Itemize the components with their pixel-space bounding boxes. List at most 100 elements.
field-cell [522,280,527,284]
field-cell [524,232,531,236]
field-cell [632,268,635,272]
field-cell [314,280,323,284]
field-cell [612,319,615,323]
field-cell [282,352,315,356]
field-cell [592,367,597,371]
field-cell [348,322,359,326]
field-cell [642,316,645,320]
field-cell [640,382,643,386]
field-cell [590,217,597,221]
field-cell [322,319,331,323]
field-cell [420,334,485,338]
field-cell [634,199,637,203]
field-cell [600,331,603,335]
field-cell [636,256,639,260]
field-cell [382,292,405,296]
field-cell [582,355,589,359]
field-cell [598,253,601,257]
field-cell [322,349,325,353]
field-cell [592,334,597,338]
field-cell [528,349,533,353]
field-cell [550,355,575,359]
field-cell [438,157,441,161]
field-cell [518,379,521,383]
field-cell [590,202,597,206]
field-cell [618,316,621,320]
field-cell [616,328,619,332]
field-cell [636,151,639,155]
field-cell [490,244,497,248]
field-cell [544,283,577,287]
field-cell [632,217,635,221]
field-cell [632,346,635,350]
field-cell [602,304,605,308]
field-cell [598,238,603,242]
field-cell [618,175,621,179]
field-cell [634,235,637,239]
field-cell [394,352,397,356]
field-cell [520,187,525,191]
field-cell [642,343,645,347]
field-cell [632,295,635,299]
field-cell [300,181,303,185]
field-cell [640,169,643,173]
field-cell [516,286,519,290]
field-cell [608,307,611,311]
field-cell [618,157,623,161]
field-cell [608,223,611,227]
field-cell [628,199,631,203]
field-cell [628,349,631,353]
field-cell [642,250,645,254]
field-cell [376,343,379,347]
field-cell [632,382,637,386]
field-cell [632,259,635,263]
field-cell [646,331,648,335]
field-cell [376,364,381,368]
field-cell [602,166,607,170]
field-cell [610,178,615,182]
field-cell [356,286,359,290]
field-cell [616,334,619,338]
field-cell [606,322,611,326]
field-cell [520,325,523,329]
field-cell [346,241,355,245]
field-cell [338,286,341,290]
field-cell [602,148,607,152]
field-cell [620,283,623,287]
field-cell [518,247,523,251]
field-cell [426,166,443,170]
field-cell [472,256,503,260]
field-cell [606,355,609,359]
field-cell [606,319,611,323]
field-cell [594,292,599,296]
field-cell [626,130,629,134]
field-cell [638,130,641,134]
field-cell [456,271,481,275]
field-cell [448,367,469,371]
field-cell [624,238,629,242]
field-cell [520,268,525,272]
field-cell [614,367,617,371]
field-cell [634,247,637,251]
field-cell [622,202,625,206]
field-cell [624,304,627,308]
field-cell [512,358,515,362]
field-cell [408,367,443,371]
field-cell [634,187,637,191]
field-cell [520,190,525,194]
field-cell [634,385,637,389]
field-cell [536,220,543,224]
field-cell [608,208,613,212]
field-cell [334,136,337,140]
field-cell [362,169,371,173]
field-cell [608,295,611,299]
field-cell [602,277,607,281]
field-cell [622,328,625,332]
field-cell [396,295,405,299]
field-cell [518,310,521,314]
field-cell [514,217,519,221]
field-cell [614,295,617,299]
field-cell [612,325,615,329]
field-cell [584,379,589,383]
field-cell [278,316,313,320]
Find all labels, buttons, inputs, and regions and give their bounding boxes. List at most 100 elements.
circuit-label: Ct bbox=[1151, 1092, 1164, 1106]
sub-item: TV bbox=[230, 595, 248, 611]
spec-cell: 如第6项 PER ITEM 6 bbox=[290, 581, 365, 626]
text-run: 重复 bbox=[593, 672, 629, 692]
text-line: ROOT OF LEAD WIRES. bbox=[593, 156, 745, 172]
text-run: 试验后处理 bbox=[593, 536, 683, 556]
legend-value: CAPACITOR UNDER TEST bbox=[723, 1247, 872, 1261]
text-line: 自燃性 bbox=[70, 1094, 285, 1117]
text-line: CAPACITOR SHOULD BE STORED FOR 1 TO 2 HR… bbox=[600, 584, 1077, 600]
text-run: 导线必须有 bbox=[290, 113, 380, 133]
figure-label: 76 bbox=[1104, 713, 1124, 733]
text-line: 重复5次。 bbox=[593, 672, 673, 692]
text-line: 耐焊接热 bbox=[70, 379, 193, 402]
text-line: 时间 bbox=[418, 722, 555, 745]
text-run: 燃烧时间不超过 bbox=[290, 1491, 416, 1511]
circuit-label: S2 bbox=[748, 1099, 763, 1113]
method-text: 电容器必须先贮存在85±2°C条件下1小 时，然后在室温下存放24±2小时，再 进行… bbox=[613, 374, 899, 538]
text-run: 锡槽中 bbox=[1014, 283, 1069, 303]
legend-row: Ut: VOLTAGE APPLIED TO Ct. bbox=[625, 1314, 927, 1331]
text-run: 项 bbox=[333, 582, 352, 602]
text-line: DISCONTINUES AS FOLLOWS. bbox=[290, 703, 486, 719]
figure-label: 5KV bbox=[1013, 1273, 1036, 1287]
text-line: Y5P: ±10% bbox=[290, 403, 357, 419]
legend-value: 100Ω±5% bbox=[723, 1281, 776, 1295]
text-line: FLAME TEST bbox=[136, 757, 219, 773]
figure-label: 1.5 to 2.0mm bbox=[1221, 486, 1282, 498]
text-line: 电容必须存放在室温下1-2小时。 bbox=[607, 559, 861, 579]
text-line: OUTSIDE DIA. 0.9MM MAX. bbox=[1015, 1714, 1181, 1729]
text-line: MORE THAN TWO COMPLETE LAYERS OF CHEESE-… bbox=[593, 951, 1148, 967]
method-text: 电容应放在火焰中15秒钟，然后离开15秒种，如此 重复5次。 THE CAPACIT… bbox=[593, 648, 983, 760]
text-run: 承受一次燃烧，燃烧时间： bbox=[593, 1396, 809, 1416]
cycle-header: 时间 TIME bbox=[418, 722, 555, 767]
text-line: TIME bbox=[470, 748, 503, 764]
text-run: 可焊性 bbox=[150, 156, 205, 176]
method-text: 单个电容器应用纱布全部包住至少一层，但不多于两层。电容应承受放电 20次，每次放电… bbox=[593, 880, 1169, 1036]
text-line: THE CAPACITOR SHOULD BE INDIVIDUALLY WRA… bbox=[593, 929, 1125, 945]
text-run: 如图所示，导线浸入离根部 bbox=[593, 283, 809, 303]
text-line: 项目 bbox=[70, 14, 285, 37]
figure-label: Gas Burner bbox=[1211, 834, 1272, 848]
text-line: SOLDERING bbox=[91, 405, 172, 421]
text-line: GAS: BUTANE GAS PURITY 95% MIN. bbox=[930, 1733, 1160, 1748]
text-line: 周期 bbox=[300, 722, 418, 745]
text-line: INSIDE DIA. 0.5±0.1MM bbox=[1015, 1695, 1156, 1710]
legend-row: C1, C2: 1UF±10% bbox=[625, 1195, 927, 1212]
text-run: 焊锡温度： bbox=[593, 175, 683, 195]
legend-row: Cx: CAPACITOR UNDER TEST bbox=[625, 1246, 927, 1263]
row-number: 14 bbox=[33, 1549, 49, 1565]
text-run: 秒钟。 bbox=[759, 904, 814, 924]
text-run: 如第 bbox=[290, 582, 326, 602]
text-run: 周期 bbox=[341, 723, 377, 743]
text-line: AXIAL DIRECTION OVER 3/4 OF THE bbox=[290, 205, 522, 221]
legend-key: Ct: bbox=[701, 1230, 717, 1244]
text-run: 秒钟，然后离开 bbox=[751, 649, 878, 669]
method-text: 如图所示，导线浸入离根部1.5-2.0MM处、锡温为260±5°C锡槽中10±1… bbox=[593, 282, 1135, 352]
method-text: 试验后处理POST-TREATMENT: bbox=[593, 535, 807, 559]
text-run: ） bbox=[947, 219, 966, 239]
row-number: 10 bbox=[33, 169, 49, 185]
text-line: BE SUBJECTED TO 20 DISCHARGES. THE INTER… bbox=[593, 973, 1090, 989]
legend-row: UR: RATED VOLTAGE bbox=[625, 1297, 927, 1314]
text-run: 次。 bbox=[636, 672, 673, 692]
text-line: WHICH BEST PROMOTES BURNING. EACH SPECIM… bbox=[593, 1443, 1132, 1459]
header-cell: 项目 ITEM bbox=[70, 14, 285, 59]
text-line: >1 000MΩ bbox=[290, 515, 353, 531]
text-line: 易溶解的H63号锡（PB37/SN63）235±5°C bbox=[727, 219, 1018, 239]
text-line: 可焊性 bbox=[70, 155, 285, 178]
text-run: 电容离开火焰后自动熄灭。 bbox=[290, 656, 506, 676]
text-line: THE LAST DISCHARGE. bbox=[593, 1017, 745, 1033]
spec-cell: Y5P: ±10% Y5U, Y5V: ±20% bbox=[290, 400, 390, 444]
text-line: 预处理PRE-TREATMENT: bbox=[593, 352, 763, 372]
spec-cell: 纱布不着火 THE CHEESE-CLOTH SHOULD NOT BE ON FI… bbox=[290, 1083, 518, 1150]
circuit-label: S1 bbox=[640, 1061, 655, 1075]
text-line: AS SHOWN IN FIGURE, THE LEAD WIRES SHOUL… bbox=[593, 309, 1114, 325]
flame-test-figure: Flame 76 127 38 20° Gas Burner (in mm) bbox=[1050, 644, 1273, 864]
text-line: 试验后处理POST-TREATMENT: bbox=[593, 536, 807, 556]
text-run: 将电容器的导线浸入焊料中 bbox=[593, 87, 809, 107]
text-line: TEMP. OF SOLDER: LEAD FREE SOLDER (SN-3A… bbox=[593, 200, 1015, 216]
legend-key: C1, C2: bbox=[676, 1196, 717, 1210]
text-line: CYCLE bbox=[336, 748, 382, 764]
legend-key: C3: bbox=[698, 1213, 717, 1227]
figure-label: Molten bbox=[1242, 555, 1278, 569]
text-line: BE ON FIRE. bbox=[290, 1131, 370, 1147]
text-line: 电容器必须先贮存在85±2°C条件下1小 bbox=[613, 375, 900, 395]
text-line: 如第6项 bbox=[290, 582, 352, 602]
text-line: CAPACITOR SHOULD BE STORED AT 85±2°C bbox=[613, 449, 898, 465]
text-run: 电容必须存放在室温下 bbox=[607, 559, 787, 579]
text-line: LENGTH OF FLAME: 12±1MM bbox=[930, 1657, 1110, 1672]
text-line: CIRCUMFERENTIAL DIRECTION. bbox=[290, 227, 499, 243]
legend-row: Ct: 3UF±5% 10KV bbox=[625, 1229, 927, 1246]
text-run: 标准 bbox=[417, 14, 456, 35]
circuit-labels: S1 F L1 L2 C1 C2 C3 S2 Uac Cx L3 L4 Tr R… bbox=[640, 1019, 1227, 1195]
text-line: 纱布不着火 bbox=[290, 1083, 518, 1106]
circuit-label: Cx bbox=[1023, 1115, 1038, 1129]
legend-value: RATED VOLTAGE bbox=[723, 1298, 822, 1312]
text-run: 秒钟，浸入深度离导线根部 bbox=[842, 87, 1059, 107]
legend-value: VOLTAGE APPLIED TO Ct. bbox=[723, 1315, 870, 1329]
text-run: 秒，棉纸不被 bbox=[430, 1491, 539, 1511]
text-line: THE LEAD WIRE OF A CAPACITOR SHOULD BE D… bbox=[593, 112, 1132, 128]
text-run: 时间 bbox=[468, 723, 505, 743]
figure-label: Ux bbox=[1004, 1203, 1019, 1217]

○ ○ ○ ○

#### Work to be completed
Pick out each row above that contains the string "value", treating uppercase and lowercase letters as different.

#### Answer to the exercise
legend-value: CAPACITOR UNDER TEST bbox=[723, 1247, 872, 1261]
legend-value: 100Ω±5% bbox=[723, 1281, 776, 1295]
legend-value: RATED VOLTAGE bbox=[723, 1298, 822, 1312]
legend-value: VOLTAGE APPLIED TO Ct. bbox=[723, 1315, 870, 1329]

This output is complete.